§ **SET EXERCISE**
Arrange every line of the material below as a Markdown table with two columns, Row and Line, numbering each row and omitting blank lines. Leave the pictures out of the table.

--- Begin DATA ENTRIES ---

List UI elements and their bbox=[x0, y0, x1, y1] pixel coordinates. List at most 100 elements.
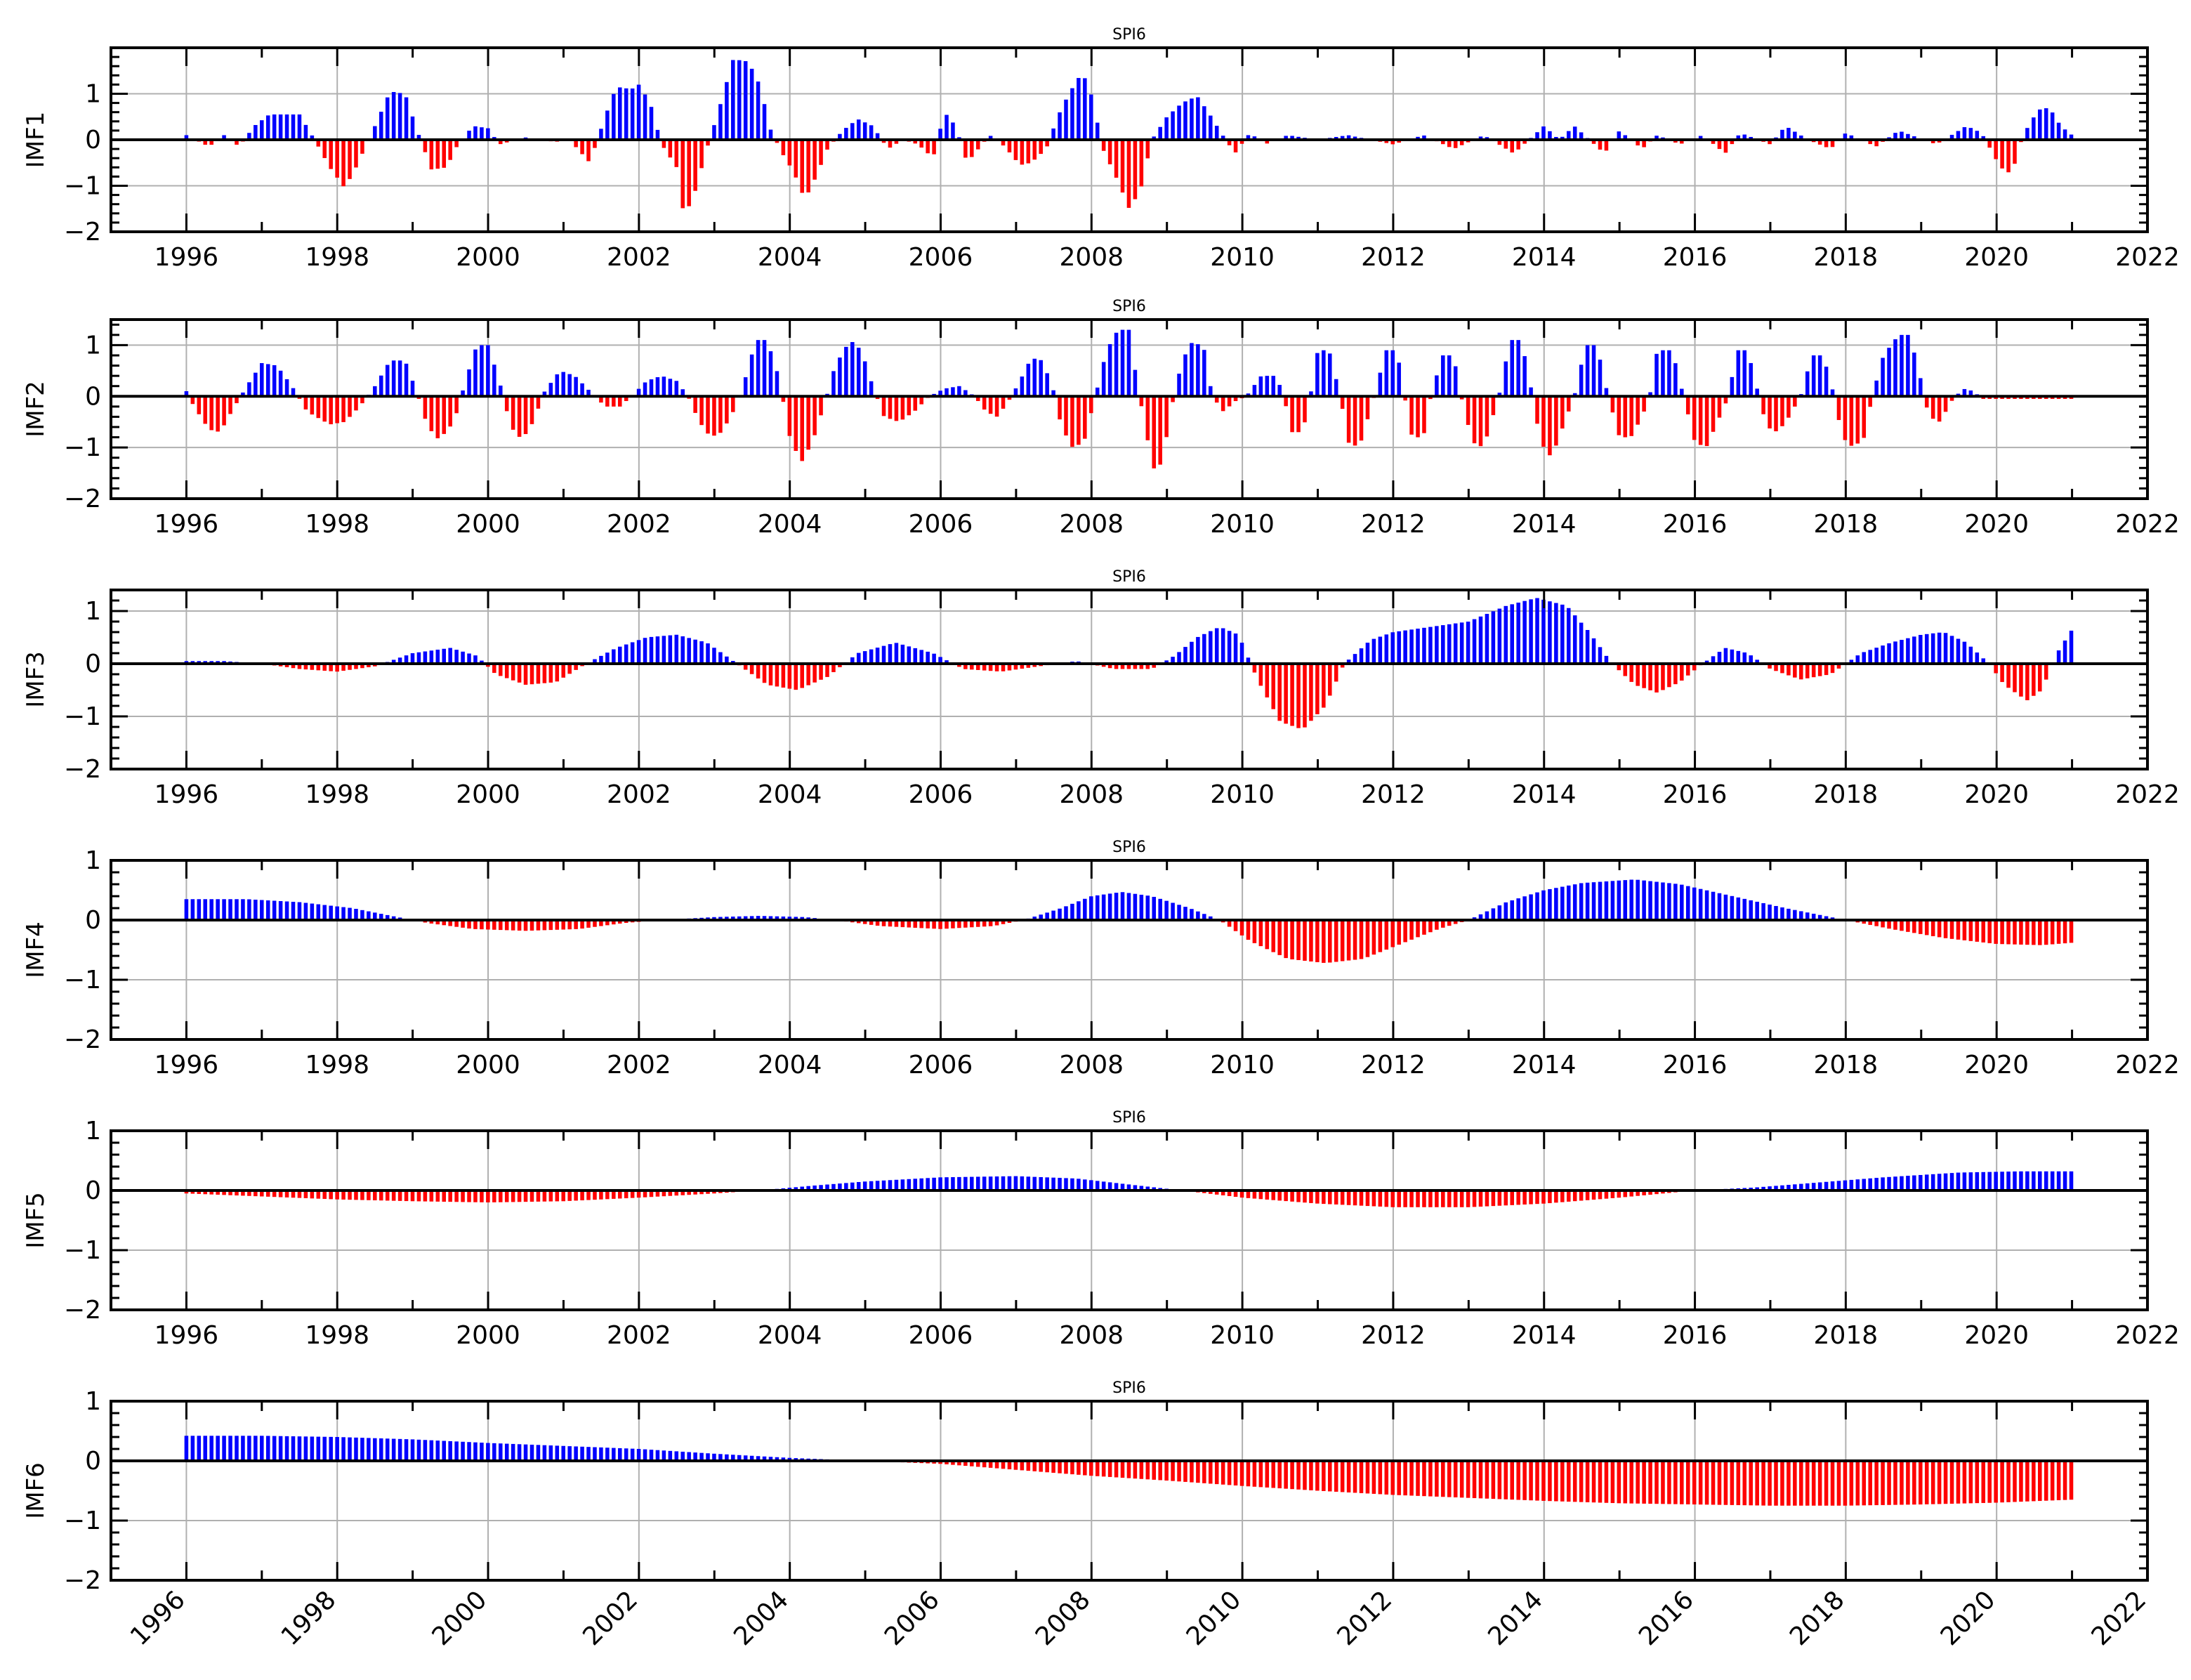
bar bbox=[1981, 136, 1986, 140]
bar bbox=[731, 917, 735, 920]
bar bbox=[303, 664, 308, 670]
x-tick-label: 2022 bbox=[2115, 780, 2180, 809]
bar bbox=[1139, 664, 1144, 669]
bar bbox=[567, 664, 572, 674]
bar bbox=[699, 1452, 704, 1461]
bar bbox=[1290, 1190, 1294, 1202]
bar bbox=[216, 1190, 220, 1195]
bar bbox=[599, 396, 603, 403]
bar bbox=[574, 140, 578, 147]
bar bbox=[1183, 1461, 1187, 1482]
bar bbox=[291, 114, 296, 140]
bar bbox=[2025, 1171, 2029, 1190]
bar bbox=[1409, 1461, 1414, 1496]
bar bbox=[1435, 1190, 1439, 1207]
bar bbox=[1459, 622, 1464, 664]
bar bbox=[1371, 920, 1376, 955]
bar bbox=[529, 920, 534, 931]
bar bbox=[1730, 376, 1735, 397]
bar bbox=[975, 664, 980, 670]
bar bbox=[1378, 1461, 1383, 1495]
bar bbox=[1522, 356, 1527, 397]
bar bbox=[1045, 912, 1049, 920]
bar bbox=[241, 1436, 245, 1461]
bar bbox=[2056, 1461, 2061, 1501]
bar bbox=[1975, 652, 1980, 664]
bar bbox=[1365, 396, 1370, 419]
bar bbox=[1554, 888, 1558, 920]
bar bbox=[1089, 1180, 1093, 1190]
bar bbox=[1158, 1461, 1162, 1481]
bar bbox=[1120, 329, 1125, 397]
bar bbox=[1504, 902, 1508, 920]
bar bbox=[1919, 1174, 1923, 1190]
bar bbox=[643, 638, 647, 664]
bar bbox=[1214, 1461, 1219, 1485]
bar bbox=[511, 1443, 515, 1461]
bar bbox=[1855, 1179, 1860, 1190]
bar bbox=[498, 664, 503, 676]
bar bbox=[1962, 920, 1967, 940]
bar bbox=[1120, 140, 1125, 193]
bar bbox=[1836, 1461, 1841, 1506]
bar bbox=[1636, 664, 1640, 686]
y-tick-label: 1 bbox=[85, 846, 101, 875]
x-tick-label: 2004 bbox=[758, 1051, 822, 1079]
x-tick-label: 2010 bbox=[1181, 1585, 1247, 1651]
bar bbox=[775, 371, 779, 397]
bar bbox=[1447, 920, 1452, 926]
bar bbox=[1522, 1190, 1527, 1205]
bar bbox=[919, 1178, 923, 1190]
bar bbox=[2032, 1171, 2036, 1190]
bar bbox=[806, 396, 810, 450]
bar bbox=[1874, 380, 1879, 397]
bar bbox=[1209, 916, 1213, 920]
bar bbox=[988, 664, 993, 671]
bar bbox=[1768, 904, 1772, 920]
bar bbox=[605, 652, 610, 664]
bar bbox=[410, 381, 415, 397]
bar bbox=[1309, 1461, 1313, 1490]
bar bbox=[1535, 1461, 1539, 1501]
bar bbox=[322, 664, 327, 671]
bar bbox=[1962, 388, 1967, 397]
bar bbox=[988, 396, 993, 414]
bar bbox=[235, 396, 239, 404]
bar bbox=[963, 140, 968, 158]
bar bbox=[1912, 1461, 1916, 1505]
bar bbox=[1202, 106, 1206, 140]
bar bbox=[718, 104, 723, 140]
bar bbox=[1900, 920, 1904, 931]
bar bbox=[1284, 136, 1288, 140]
bar bbox=[416, 1190, 421, 1202]
bar bbox=[1755, 388, 1759, 397]
bar bbox=[1435, 626, 1439, 664]
bar bbox=[2044, 664, 2048, 680]
bar bbox=[932, 1177, 936, 1190]
bar bbox=[1761, 396, 1765, 414]
bar bbox=[1937, 632, 1942, 664]
bar bbox=[1862, 396, 1867, 438]
bar bbox=[435, 140, 440, 169]
bar bbox=[1233, 1461, 1238, 1486]
bar bbox=[699, 641, 704, 664]
bar bbox=[574, 664, 578, 670]
bar bbox=[461, 1441, 465, 1461]
bar bbox=[1246, 1190, 1251, 1198]
bar bbox=[970, 1176, 974, 1190]
bar bbox=[655, 129, 660, 140]
bar bbox=[259, 1190, 264, 1197]
bar bbox=[1246, 1461, 1251, 1487]
bar bbox=[612, 920, 616, 925]
bar bbox=[1120, 1183, 1125, 1190]
bar bbox=[1887, 643, 1891, 664]
bar bbox=[957, 1176, 961, 1190]
x-tick-label: 1996 bbox=[154, 243, 219, 272]
bar bbox=[1447, 355, 1452, 397]
bar bbox=[1485, 1461, 1489, 1499]
bar bbox=[919, 920, 923, 928]
bar bbox=[994, 664, 999, 671]
bar bbox=[1403, 630, 1407, 664]
bar bbox=[1780, 1461, 1784, 1506]
x-tick-label: 2008 bbox=[1030, 1585, 1096, 1651]
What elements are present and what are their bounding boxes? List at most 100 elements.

--- End DATA ENTRIES ---

§ **FULL ANSWER**
| Row | Line |
|---|---|
| 1 | List UI elements and their bbox=[x0, y0, x1, y1] pixel coordinates. List at most 100 elements. |
| 2 | bar bbox=[1981, 136, 1986, 140] |
| 3 | bar bbox=[731, 917, 735, 920] |
| 4 | bar bbox=[303, 664, 308, 670] |
| 5 | x-tick-label: 2022 bbox=[2115, 780, 2180, 809] |
| 6 | bar bbox=[1139, 664, 1144, 669] |
| 7 | bar bbox=[567, 664, 572, 674] |
| 8 | bar bbox=[699, 1452, 704, 1461] |
| 9 | bar bbox=[1290, 1190, 1294, 1202] |
| 10 | bar bbox=[216, 1190, 220, 1195] |
| 11 | bar bbox=[599, 396, 603, 403] |
| 12 | bar bbox=[574, 140, 578, 147] |
| 13 | bar bbox=[1183, 1461, 1187, 1482] |
| 14 | bar bbox=[291, 114, 296, 140] |
| 15 | bar bbox=[2025, 1171, 2029, 1190] |
| 16 | bar bbox=[1409, 1461, 1414, 1496] |
| 17 | bar bbox=[1435, 1190, 1439, 1207] |
| 18 | bar bbox=[1459, 622, 1464, 664] |
| 19 | bar bbox=[1371, 920, 1376, 955] |
| 20 | bar bbox=[529, 920, 534, 931] |
| 21 | bar bbox=[1730, 376, 1735, 397] |
| 22 | bar bbox=[975, 664, 980, 670] |
| 23 | bar bbox=[1378, 1461, 1383, 1495] |
| 24 | bar bbox=[1522, 356, 1527, 397] |
| 25 | bar bbox=[1045, 912, 1049, 920] |
| 26 | bar bbox=[241, 1436, 245, 1461] |
| 27 | bar bbox=[2056, 1461, 2061, 1501] |
| 28 | bar bbox=[1975, 652, 1980, 664] |
| 29 | bar bbox=[1365, 396, 1370, 419] |
| 30 | bar bbox=[1554, 888, 1558, 920] |
| 31 | bar bbox=[1089, 1180, 1093, 1190] |
| 32 | bar bbox=[1158, 1461, 1162, 1481] |
| 33 | bar bbox=[1120, 329, 1125, 397] |
| 34 | bar bbox=[1504, 902, 1508, 920] |
| 35 | bar bbox=[1919, 1174, 1923, 1190] |
| 36 | bar bbox=[643, 638, 647, 664] |
| 37 | bar bbox=[1214, 1461, 1219, 1485] |
| 38 | bar bbox=[511, 1443, 515, 1461] |
| 39 | bar bbox=[1855, 1179, 1860, 1190] |
| 40 | bar bbox=[498, 664, 503, 676] |
| 41 | bar bbox=[1962, 920, 1967, 940] |
| 42 | bar bbox=[1120, 140, 1125, 193] |
| 43 | bar bbox=[1836, 1461, 1841, 1506] |
| 44 | bar bbox=[1636, 664, 1640, 686] |
| 45 | y-tick-label: 1 bbox=[85, 846, 101, 875] |
| 46 | x-tick-label: 2004 bbox=[758, 1051, 822, 1079] |
| 47 | x-tick-label: 2010 bbox=[1181, 1585, 1247, 1651] |
| 48 | bar bbox=[775, 371, 779, 397] |
| 49 | bar bbox=[1447, 920, 1452, 926] |
| 50 | bar bbox=[1522, 1190, 1527, 1205] |
| 51 | bar bbox=[919, 1178, 923, 1190] |
| 52 | bar bbox=[2032, 1171, 2036, 1190] |
| 53 | bar bbox=[806, 396, 810, 450] |
| 54 | bar bbox=[1874, 380, 1879, 397] |
| 55 | bar bbox=[1209, 916, 1213, 920] |
| 56 | bar bbox=[988, 664, 993, 671] |
| 57 | bar bbox=[1768, 904, 1772, 920] |
| 58 | bar bbox=[605, 652, 610, 664] |
| 59 | bar bbox=[410, 381, 415, 397] |
| 60 | bar bbox=[1309, 1461, 1313, 1490] |
| 61 | bar bbox=[1535, 1461, 1539, 1501] |
| 62 | bar bbox=[322, 664, 327, 671] |
| 63 | bar bbox=[1962, 388, 1967, 397] |
| 64 | bar bbox=[988, 396, 993, 414] |
| 65 | bar bbox=[235, 396, 239, 404] |
| 66 | bar bbox=[963, 140, 968, 158] |
| 67 | bar bbox=[1912, 1461, 1916, 1505] |
| 68 | bar bbox=[1202, 106, 1206, 140] |
| 69 | bar bbox=[718, 104, 723, 140] |
| 70 | bar bbox=[1900, 920, 1904, 931] |
| 71 | bar bbox=[1284, 136, 1288, 140] |
| 72 | bar bbox=[416, 1190, 421, 1202] |
| 73 | bar bbox=[1755, 388, 1759, 397] |
| 74 | bar bbox=[1435, 626, 1439, 664] |
| 75 | bar bbox=[2044, 664, 2048, 680] |
| 76 | bar bbox=[932, 1177, 936, 1190] |
| 77 | bar bbox=[1761, 396, 1765, 414] |
| 78 | bar bbox=[1937, 632, 1942, 664] |
| 79 | bar bbox=[1862, 396, 1867, 438] |
| 80 | bar bbox=[435, 140, 440, 169] |
| 81 | bar bbox=[1233, 1461, 1238, 1486] |
| 82 | bar bbox=[699, 641, 704, 664] |
| 83 | bar bbox=[574, 664, 578, 670] |
| 84 | bar bbox=[461, 1441, 465, 1461] |
| 85 | bar bbox=[1246, 1190, 1251, 1198] |
| 86 | bar bbox=[970, 1176, 974, 1190] |
| 87 | bar bbox=[655, 129, 660, 140] |
| 88 | bar bbox=[259, 1190, 264, 1197] |
| 89 | bar bbox=[1246, 1461, 1251, 1487] |
| 90 | bar bbox=[612, 920, 616, 925] |
| 91 | bar bbox=[1120, 1183, 1125, 1190] |
| 92 | bar bbox=[1887, 643, 1891, 664] |
| 93 | bar bbox=[957, 1176, 961, 1190] |
| 94 | x-tick-label: 1996 bbox=[154, 243, 219, 272] |
| 95 | bar bbox=[1447, 355, 1452, 397] |
| 96 | bar bbox=[1485, 1461, 1489, 1499] |
| 97 | bar bbox=[919, 920, 923, 928] |
| 98 | bar bbox=[994, 664, 999, 671] |
| 99 | bar bbox=[1403, 630, 1407, 664] |
| 100 | bar bbox=[1780, 1461, 1784, 1506] |
| 101 | x-tick-label: 2008 bbox=[1030, 1585, 1096, 1651] |
| 102 | What elements are present and what are their bounding boxes? List at most 100 elements. |